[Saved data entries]
------------------------------------------------------------
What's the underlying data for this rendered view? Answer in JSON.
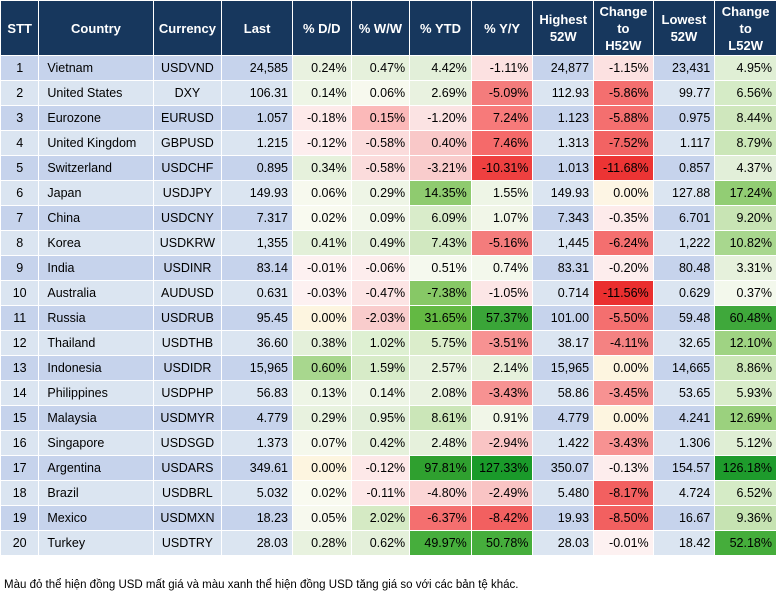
{
  "headers": {
    "stt": "STT",
    "country": "Country",
    "currency": "Currency",
    "last": "Last",
    "dd": "% D/D",
    "ww": "% W/W",
    "ytd": "% YTD",
    "yy": "% Y/Y",
    "high_line1": "Highest",
    "high_line2": "52W",
    "ch52h_line1": "Change",
    "ch52h_line2": "to",
    "ch52h_line3": "H52W",
    "low_line1": "Lowest",
    "low_line2": "52W",
    "ch52l_line1": "Change",
    "ch52l_line2": "to",
    "ch52l_line3": "L52W"
  },
  "colors": {
    "header_bg": "#17375d",
    "row_odd": "#c6d3ec",
    "row_even": "#dbe5f1"
  },
  "rows": [
    {
      "stt": "1",
      "country": "Vietnam",
      "currency": "USDVND",
      "last": "24,585",
      "dd": "0.24%",
      "ww": "0.47%",
      "ytd": "4.42%",
      "yy": "-1.11%",
      "high": "24,877",
      "ch_h": "-1.15%",
      "low": "23,431",
      "ch_l": "4.95%",
      "bg": {
        "dd": "#e9f2e0",
        "ww": "#e6f1dc",
        "ytd": "#e2efd9",
        "yy": "#fce1e1",
        "ch_h": "#fce1e1",
        "ch_l": "#e0efd5"
      }
    },
    {
      "stt": "2",
      "country": "United States",
      "currency": "DXY",
      "last": "106.31",
      "dd": "0.14%",
      "ww": "0.06%",
      "ytd": "2.69%",
      "yy": "-5.09%",
      "high": "112.93",
      "ch_h": "-5.86%",
      "low": "99.77",
      "ch_l": "6.56%",
      "bg": {
        "dd": "#eef5e6",
        "ww": "#f7f9ee",
        "ytd": "#e9f2e0",
        "yy": "#f47c7c",
        "ch_h": "#f46f6f",
        "ch_l": "#d5ebc6"
      }
    },
    {
      "stt": "3",
      "country": "Eurozone",
      "currency": "EURUSD",
      "last": "1.057",
      "dd": "-0.18%",
      "ww": "0.15%",
      "ytd": "-1.20%",
      "yy": "7.24%",
      "high": "1.123",
      "ch_h": "-5.88%",
      "low": "0.975",
      "ch_l": "8.44%",
      "bg": {
        "dd": "#fdeaea",
        "ww": "#fbb9b9",
        "ytd": "#fbe3e3",
        "yy": "#f77a7a",
        "ch_h": "#f46f6f",
        "ch_l": "#cfe7bd"
      }
    },
    {
      "stt": "4",
      "country": "United Kingdom",
      "currency": "GBPUSD",
      "last": "1.215",
      "dd": "-0.12%",
      "ww": "-0.58%",
      "ytd": "0.40%",
      "yy": "7.46%",
      "high": "1.313",
      "ch_h": "-7.52%",
      "low": "1.117",
      "ch_l": "8.79%",
      "bg": {
        "dd": "#fdeeee",
        "ww": "#fbdcdc",
        "ytd": "#f9c8c8",
        "yy": "#f56a6a",
        "ch_h": "#f26363",
        "ch_l": "#cbe6b8"
      }
    },
    {
      "stt": "5",
      "country": "Switzerland",
      "currency": "USDCHF",
      "last": "0.895",
      "dd": "0.34%",
      "ww": "-0.58%",
      "ytd": "-3.21%",
      "yy": "-10.31%",
      "high": "1.013",
      "ch_h": "-11.68%",
      "low": "0.857",
      "ch_l": "4.37%",
      "bg": {
        "dd": "#e6f1dc",
        "ww": "#fbdcdc",
        "ytd": "#f9cccc",
        "yy": "#ee4040",
        "ch_h": "#ec3434",
        "ch_l": "#e2efd9"
      }
    },
    {
      "stt": "6",
      "country": "Japan",
      "currency": "USDJPY",
      "last": "149.93",
      "dd": "0.06%",
      "ww": "0.29%",
      "ytd": "14.35%",
      "yy": "1.55%",
      "high": "149.93",
      "ch_h": "0.00%",
      "low": "127.88",
      "ch_l": "17.24%",
      "bg": {
        "dd": "#f7f9ee",
        "ww": "#eef5e6",
        "ytd": "#8fcb6f",
        "yy": "#eef5e6",
        "ch_h": "#fdf5e4",
        "ch_l": "#92cd74"
      }
    },
    {
      "stt": "7",
      "country": "China",
      "currency": "USDCNY",
      "last": "7.317",
      "dd": "0.02%",
      "ww": "0.09%",
      "ytd": "6.09%",
      "yy": "1.07%",
      "high": "7.343",
      "ch_h": "-0.35%",
      "low": "6.701",
      "ch_l": "9.20%",
      "bg": {
        "dd": "#f9faf0",
        "ww": "#f2f7ea",
        "ytd": "#d9ecca",
        "yy": "#f1f6e8",
        "ch_h": "#fdebeb",
        "ch_l": "#c8e4b4"
      }
    },
    {
      "stt": "8",
      "country": "Korea",
      "currency": "USDKRW",
      "last": "1,355",
      "dd": "0.41%",
      "ww": "0.49%",
      "ytd": "7.43%",
      "yy": "-5.16%",
      "high": "1,445",
      "ch_h": "-6.24%",
      "low": "1,222",
      "ch_l": "10.82%",
      "bg": {
        "dd": "#e3f0d9",
        "ww": "#e4f0da",
        "ytd": "#d1e8c0",
        "yy": "#f47c7c",
        "ch_h": "#f46f6f",
        "ch_l": "#a8d78e"
      }
    },
    {
      "stt": "9",
      "country": "India",
      "currency": "USDINR",
      "last": "83.14",
      "dd": "-0.01%",
      "ww": "-0.06%",
      "ytd": "0.51%",
      "yy": "0.74%",
      "high": "83.31",
      "ch_h": "-0.20%",
      "low": "80.48",
      "ch_l": "3.31%",
      "bg": {
        "dd": "#fdf1f1",
        "ww": "#fdeded",
        "ytd": "#f5f9ee",
        "yy": "#f3f8ec",
        "ch_h": "#fdeded",
        "ch_l": "#e6f1dc"
      }
    },
    {
      "stt": "10",
      "country": "Australia",
      "currency": "AUDUSD",
      "last": "0.631",
      "dd": "-0.03%",
      "ww": "-0.47%",
      "ytd": "-7.38%",
      "yy": "-1.05%",
      "high": "0.714",
      "ch_h": "-11.56%",
      "low": "0.629",
      "ch_l": "0.37%",
      "bg": {
        "dd": "#fdf1f1",
        "ww": "#fce4e4",
        "ytd": "#87c866",
        "yy": "#fce6e6",
        "ch_h": "#ea2f2f",
        "ch_l": "#f3f8ec"
      }
    },
    {
      "stt": "11",
      "country": "Russia",
      "currency": "USDRUB",
      "last": "95.45",
      "dd": "0.00%",
      "ww": "-2.03%",
      "ytd": "31.65%",
      "yy": "57.37%",
      "high": "101.00",
      "ch_h": "-5.50%",
      "low": "59.48",
      "ch_l": "60.48%",
      "bg": {
        "dd": "#fdf5e0",
        "ww": "#f9cccc",
        "ytd": "#63b943",
        "yy": "#3aa538",
        "ch_h": "#f46f6f",
        "ch_l": "#3fa83b"
      }
    },
    {
      "stt": "12",
      "country": "Thailand",
      "currency": "USDTHB",
      "last": "36.60",
      "dd": "0.38%",
      "ww": "1.02%",
      "ytd": "5.75%",
      "yy": "-3.51%",
      "high": "38.17",
      "ch_h": "-4.11%",
      "low": "32.65",
      "ch_l": "12.10%",
      "bg": {
        "dd": "#e4f0da",
        "ww": "#def0d2",
        "ytd": "#dbedcb",
        "yy": "#f79292",
        "ch_h": "#f48282",
        "ch_l": "#9fd383"
      }
    },
    {
      "stt": "13",
      "country": "Indonesia",
      "currency": "USDIDR",
      "last": "15,965",
      "dd": "0.60%",
      "ww": "1.59%",
      "ytd": "2.57%",
      "yy": "2.14%",
      "high": "15,965",
      "ch_h": "0.00%",
      "low": "14,665",
      "ch_l": "8.86%",
      "bg": {
        "dd": "#a8d78e",
        "ww": "#d7ebc8",
        "ytd": "#e6f1dc",
        "yy": "#e6f1dc",
        "ch_h": "#fdf5e0",
        "ch_l": "#cbe6b8"
      }
    },
    {
      "stt": "14",
      "country": "Philippines",
      "currency": "USDPHP",
      "last": "56.83",
      "dd": "0.13%",
      "ww": "0.14%",
      "ytd": "2.08%",
      "yy": "-3.43%",
      "high": "58.86",
      "ch_h": "-3.45%",
      "low": "53.65",
      "ch_l": "5.93%",
      "bg": {
        "dd": "#eef5e6",
        "ww": "#eef5e6",
        "ytd": "#e9f2e0",
        "yy": "#f79292",
        "ch_h": "#f79292",
        "ch_l": "#d9ecca"
      }
    },
    {
      "stt": "15",
      "country": "Malaysia",
      "currency": "USDMYR",
      "last": "4.779",
      "dd": "0.29%",
      "ww": "0.95%",
      "ytd": "8.61%",
      "yy": "0.91%",
      "high": "4.779",
      "ch_h": "0.00%",
      "low": "4.241",
      "ch_l": "12.69%",
      "bg": {
        "dd": "#e8f2df",
        "ww": "#e2efd9",
        "ytd": "#cbe6b8",
        "yy": "#f1f6e8",
        "ch_h": "#fdf5e0",
        "ch_l": "#9bd17e"
      }
    },
    {
      "stt": "16",
      "country": "Singapore",
      "currency": "USDSGD",
      "last": "1.373",
      "dd": "0.07%",
      "ww": "0.42%",
      "ytd": "2.48%",
      "yy": "-2.94%",
      "high": "1.422",
      "ch_h": "-3.43%",
      "low": "1.306",
      "ch_l": "5.12%",
      "bg": {
        "dd": "#f5f8ec",
        "ww": "#e6f1dc",
        "ytd": "#e6f1dc",
        "yy": "#f9c4c4",
        "ch_h": "#f79292",
        "ch_l": "#dfeed4"
      }
    },
    {
      "stt": "17",
      "country": "Argentina",
      "currency": "USDARS",
      "last": "349.61",
      "dd": "0.00%",
      "ww": "-0.12%",
      "ytd": "97.81%",
      "yy": "127.33%",
      "high": "350.07",
      "ch_h": "-0.13%",
      "low": "154.57",
      "ch_l": "126.18%",
      "bg": {
        "dd": "#fdf5e0",
        "ww": "#fde8e8",
        "ytd": "#2fa02f",
        "yy": "#1a9a2a",
        "ch_h": "#fdeded",
        "ch_l": "#1e9b2c"
      }
    },
    {
      "stt": "18",
      "country": "Brazil",
      "currency": "USDBRL",
      "last": "5.032",
      "dd": "0.02%",
      "ww": "-0.11%",
      "ytd": "-4.80%",
      "yy": "-2.49%",
      "high": "5.480",
      "ch_h": "-8.17%",
      "low": "4.724",
      "ch_l": "6.52%",
      "bg": {
        "dd": "#f9faf0",
        "ww": "#fde8e8",
        "ytd": "#fbd6d6",
        "yy": "#f9c4c4",
        "ch_h": "#f26060",
        "ch_l": "#d5ebc6"
      }
    },
    {
      "stt": "19",
      "country": "Mexico",
      "currency": "USDMXN",
      "last": "18.23",
      "dd": "0.05%",
      "ww": "2.02%",
      "ytd": "-6.37%",
      "yy": "-8.42%",
      "high": "19.93",
      "ch_h": "-8.50%",
      "low": "16.67",
      "ch_l": "9.36%",
      "bg": {
        "dd": "#f7f9ee",
        "ww": "#d5eac4",
        "ytd": "#f46f6f",
        "yy": "#f26060",
        "ch_h": "#f26060",
        "ch_l": "#c6e3b2"
      }
    },
    {
      "stt": "20",
      "country": "Turkey",
      "currency": "USDTRY",
      "last": "28.03",
      "dd": "0.28%",
      "ww": "0.62%",
      "ytd": "49.97%",
      "yy": "50.78%",
      "high": "28.03",
      "ch_h": "-0.01%",
      "low": "18.42",
      "ch_l": "52.18%",
      "bg": {
        "dd": "#e8f2df",
        "ww": "#e4f0da",
        "ytd": "#46ae3c",
        "yy": "#46ae3c",
        "ch_h": "#fdf1f1",
        "ch_l": "#45ad3b"
      }
    }
  ],
  "note": "Màu đỏ thể hiện đồng USD mất giá và màu xanh thể hiện đồng USD tăng giá so với các bản tệ khác."
}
------------------------------------------------------------
§ **Do this**: Identify every line holding the word "United" and copy it out.

§ **Solved exercise**:
      "country": "United States",
      "country": "United Kingdom",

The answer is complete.